--- EXERCISE DESCRIPTION ---
Please find every line in the material below that contains the string "https" and copy each of those lines.
— START —
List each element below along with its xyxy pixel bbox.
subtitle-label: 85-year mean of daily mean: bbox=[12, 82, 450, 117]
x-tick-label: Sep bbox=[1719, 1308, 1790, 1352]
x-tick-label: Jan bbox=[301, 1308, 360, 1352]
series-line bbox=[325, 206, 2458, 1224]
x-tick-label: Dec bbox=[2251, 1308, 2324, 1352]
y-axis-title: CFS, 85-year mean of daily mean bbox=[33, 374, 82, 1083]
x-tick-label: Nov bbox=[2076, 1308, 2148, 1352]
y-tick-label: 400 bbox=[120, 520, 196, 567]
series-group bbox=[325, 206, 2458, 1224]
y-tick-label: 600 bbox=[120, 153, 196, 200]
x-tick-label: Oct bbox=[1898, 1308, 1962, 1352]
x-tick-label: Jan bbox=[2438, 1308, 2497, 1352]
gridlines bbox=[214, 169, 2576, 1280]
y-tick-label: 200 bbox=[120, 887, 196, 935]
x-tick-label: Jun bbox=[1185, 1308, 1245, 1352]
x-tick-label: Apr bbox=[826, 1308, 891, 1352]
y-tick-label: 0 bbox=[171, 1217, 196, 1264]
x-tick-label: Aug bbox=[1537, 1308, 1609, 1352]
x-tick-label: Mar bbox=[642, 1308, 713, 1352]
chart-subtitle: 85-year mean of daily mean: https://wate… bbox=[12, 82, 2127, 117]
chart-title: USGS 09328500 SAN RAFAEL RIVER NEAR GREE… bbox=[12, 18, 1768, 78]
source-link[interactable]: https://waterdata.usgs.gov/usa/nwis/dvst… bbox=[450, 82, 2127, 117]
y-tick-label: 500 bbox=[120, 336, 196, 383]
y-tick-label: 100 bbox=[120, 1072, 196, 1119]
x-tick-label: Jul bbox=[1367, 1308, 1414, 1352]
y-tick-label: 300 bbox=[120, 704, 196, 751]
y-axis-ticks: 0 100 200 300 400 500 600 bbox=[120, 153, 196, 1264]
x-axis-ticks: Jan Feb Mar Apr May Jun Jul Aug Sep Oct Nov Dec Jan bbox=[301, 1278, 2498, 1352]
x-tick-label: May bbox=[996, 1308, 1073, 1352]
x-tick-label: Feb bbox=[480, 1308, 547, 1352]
— END —
--- SOLUTION ---
chart-subtitle: 85-year mean of daily mean: https://wate… bbox=[12, 82, 2127, 117]
source-link[interactable]: https://waterdata.usgs.gov/usa/nwis/dvst… bbox=[450, 82, 2127, 117]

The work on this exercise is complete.